▸ AIM
Filter the listing and keep only the lines with the word "Optimal".

(Stored entries)
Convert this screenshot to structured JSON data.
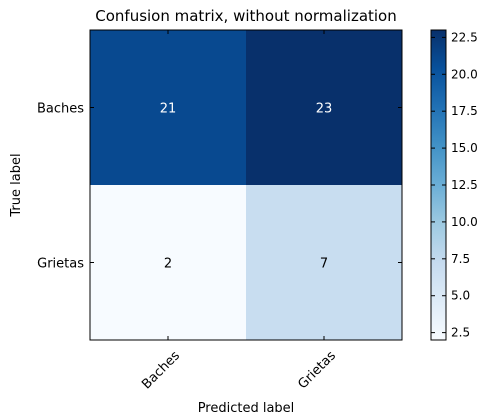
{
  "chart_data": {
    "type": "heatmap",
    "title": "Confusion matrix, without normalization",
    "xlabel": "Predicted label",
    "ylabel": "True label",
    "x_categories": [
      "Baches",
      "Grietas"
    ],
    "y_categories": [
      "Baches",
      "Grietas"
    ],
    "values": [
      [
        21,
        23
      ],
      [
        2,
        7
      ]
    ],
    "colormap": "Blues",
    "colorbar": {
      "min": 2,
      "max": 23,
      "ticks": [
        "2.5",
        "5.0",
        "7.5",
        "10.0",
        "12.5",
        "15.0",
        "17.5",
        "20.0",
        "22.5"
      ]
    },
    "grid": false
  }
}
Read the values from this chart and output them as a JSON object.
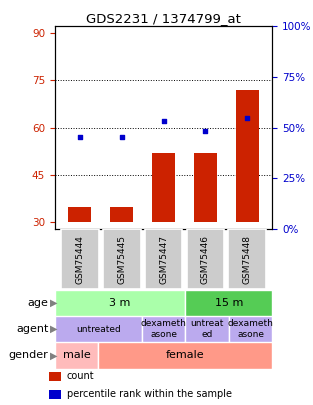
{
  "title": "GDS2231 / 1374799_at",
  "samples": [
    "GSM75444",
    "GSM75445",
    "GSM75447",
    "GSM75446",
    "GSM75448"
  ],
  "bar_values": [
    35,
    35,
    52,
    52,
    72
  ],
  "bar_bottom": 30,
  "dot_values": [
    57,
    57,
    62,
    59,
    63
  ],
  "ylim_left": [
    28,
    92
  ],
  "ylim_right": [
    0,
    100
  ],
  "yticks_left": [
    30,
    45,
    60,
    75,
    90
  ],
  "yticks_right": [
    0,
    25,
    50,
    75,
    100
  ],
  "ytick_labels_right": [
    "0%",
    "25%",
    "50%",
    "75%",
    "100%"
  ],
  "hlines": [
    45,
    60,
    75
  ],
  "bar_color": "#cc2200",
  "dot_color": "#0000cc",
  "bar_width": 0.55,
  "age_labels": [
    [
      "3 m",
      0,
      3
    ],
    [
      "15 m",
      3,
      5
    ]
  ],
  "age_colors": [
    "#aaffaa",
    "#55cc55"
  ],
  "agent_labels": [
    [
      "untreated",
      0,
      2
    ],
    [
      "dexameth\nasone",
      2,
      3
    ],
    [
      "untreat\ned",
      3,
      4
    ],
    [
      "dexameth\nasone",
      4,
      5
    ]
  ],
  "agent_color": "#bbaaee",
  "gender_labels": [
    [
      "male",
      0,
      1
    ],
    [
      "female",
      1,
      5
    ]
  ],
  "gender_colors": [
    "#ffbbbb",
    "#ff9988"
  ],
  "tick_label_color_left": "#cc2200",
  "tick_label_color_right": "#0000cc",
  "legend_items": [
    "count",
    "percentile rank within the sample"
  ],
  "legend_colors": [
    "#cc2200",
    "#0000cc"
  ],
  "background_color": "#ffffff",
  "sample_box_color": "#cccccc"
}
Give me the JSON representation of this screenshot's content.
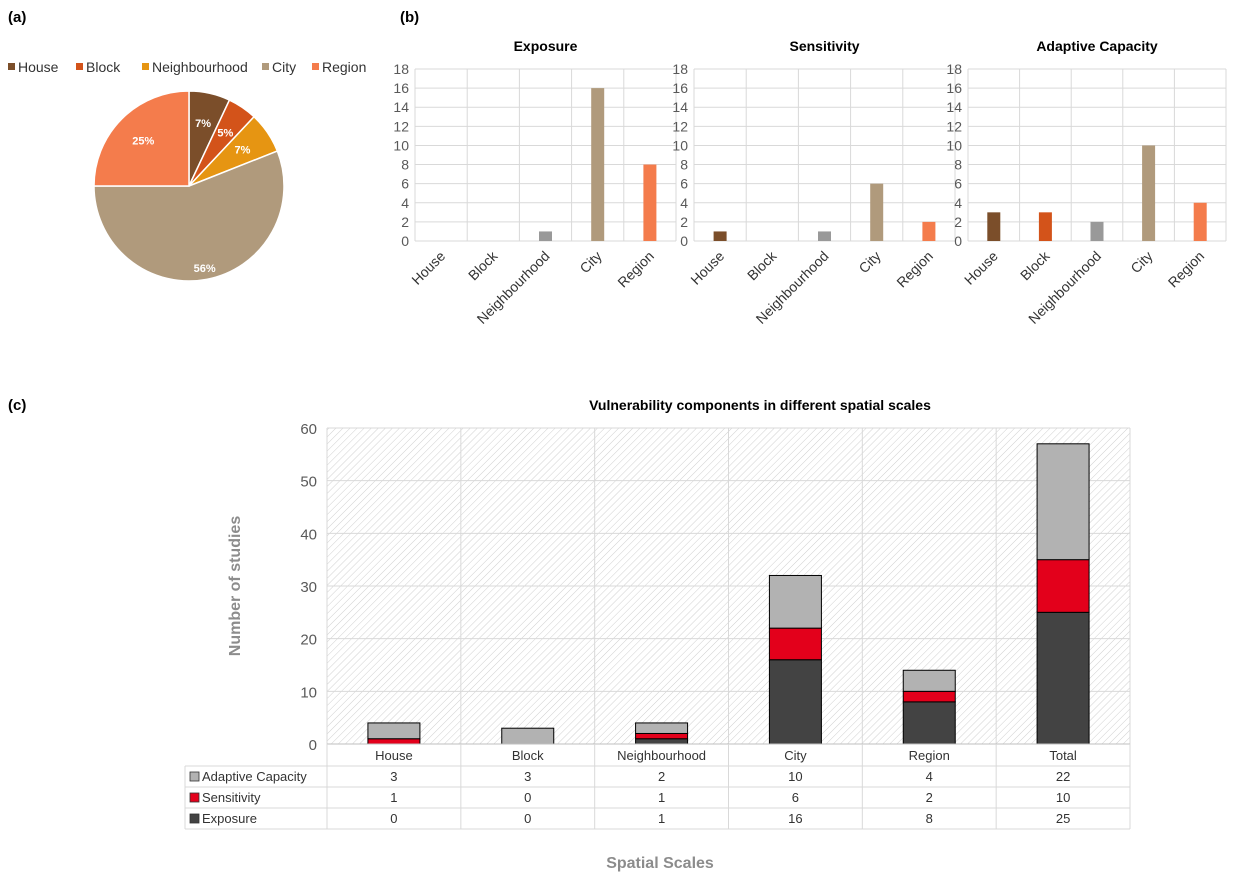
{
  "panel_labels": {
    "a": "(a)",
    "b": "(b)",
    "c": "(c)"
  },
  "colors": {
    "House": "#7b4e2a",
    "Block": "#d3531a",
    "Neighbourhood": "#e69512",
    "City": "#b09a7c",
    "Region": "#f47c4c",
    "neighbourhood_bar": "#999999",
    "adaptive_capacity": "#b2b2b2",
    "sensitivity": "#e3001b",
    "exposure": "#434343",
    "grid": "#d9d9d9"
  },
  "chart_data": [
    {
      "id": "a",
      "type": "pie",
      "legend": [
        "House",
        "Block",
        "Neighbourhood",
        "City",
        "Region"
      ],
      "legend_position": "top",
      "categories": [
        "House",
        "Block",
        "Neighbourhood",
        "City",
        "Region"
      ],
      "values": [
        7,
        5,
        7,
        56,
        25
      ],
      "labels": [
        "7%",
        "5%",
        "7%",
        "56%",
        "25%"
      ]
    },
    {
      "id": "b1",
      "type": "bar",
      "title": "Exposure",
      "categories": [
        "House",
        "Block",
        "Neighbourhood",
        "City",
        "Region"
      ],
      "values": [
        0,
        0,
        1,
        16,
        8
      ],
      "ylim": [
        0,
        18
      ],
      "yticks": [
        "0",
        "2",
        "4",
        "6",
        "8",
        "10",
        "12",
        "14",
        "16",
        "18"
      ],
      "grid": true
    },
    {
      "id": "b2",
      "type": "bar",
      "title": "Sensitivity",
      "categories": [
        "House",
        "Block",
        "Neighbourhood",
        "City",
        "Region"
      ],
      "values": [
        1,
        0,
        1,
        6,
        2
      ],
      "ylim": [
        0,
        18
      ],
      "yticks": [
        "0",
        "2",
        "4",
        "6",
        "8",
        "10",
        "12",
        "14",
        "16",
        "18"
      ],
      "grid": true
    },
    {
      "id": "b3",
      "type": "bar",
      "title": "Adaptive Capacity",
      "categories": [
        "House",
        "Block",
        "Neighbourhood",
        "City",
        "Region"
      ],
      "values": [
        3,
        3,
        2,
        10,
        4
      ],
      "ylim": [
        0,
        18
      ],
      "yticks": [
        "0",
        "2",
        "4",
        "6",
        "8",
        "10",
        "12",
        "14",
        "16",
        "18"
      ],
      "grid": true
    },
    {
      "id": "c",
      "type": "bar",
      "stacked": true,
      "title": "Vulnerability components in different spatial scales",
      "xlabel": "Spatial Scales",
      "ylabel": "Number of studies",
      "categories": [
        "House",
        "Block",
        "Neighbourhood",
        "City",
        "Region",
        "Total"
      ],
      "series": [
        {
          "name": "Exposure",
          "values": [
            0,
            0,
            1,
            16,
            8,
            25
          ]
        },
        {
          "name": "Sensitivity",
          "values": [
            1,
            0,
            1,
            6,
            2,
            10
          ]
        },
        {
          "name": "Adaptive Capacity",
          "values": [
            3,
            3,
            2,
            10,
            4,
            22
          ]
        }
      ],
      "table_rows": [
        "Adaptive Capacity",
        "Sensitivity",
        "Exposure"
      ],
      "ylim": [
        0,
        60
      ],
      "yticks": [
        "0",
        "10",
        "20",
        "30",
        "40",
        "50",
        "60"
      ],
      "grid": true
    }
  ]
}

* * *

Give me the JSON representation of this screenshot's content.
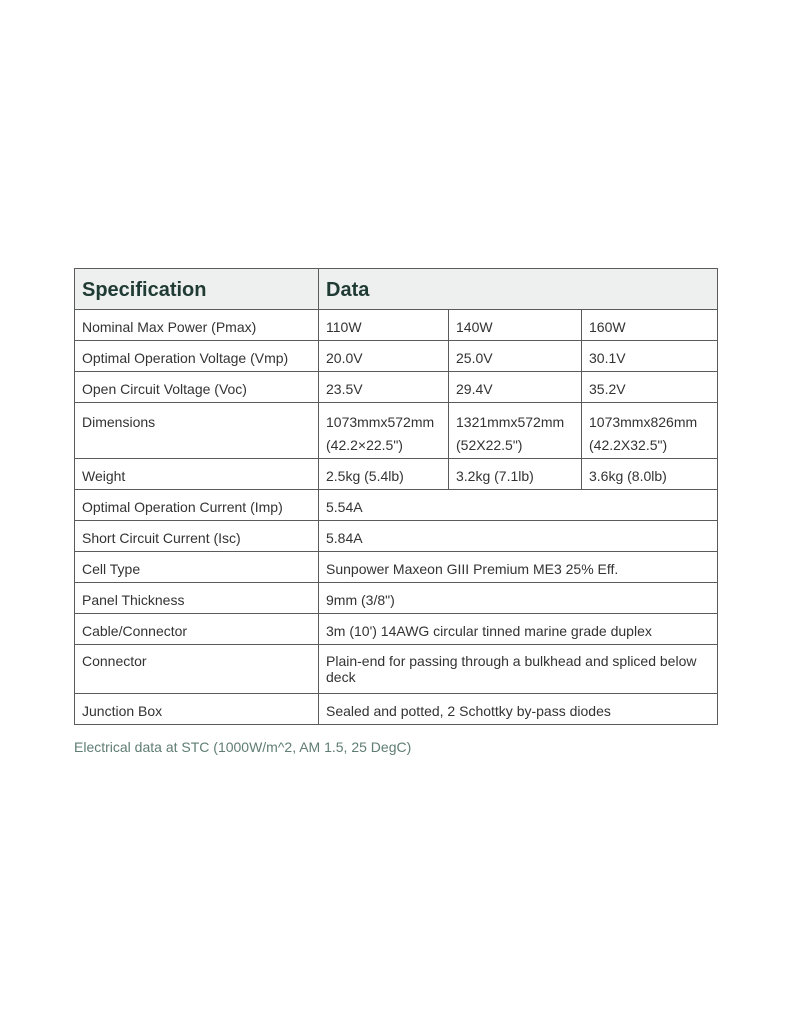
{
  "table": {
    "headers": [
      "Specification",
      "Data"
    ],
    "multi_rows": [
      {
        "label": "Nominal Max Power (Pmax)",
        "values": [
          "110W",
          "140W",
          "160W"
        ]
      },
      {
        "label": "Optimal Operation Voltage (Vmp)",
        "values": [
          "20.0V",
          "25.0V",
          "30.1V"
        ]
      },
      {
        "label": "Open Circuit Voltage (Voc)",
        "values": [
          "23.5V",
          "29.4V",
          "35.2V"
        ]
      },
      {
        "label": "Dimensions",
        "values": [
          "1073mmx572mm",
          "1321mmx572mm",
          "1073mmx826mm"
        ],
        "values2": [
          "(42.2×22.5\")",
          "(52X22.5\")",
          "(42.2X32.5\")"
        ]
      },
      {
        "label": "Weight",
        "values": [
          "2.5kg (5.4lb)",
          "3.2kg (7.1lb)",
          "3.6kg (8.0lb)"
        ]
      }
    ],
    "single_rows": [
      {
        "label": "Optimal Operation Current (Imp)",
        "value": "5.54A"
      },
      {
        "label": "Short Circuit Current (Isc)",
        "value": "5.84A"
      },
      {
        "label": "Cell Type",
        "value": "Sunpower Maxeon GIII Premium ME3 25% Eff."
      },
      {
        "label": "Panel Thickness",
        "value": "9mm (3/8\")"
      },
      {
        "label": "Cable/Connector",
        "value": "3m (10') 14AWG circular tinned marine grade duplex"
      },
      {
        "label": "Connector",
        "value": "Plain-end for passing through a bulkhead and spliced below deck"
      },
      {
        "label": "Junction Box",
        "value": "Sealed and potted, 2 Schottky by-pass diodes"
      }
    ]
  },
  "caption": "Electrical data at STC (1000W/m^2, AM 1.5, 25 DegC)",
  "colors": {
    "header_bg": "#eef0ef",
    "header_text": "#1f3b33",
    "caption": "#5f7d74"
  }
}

▸ ANSWER FOR THE TASK
        "label": "Optimal Operation Voltage (Vmp)",
        "label": "Optimal Operation Current (Imp)",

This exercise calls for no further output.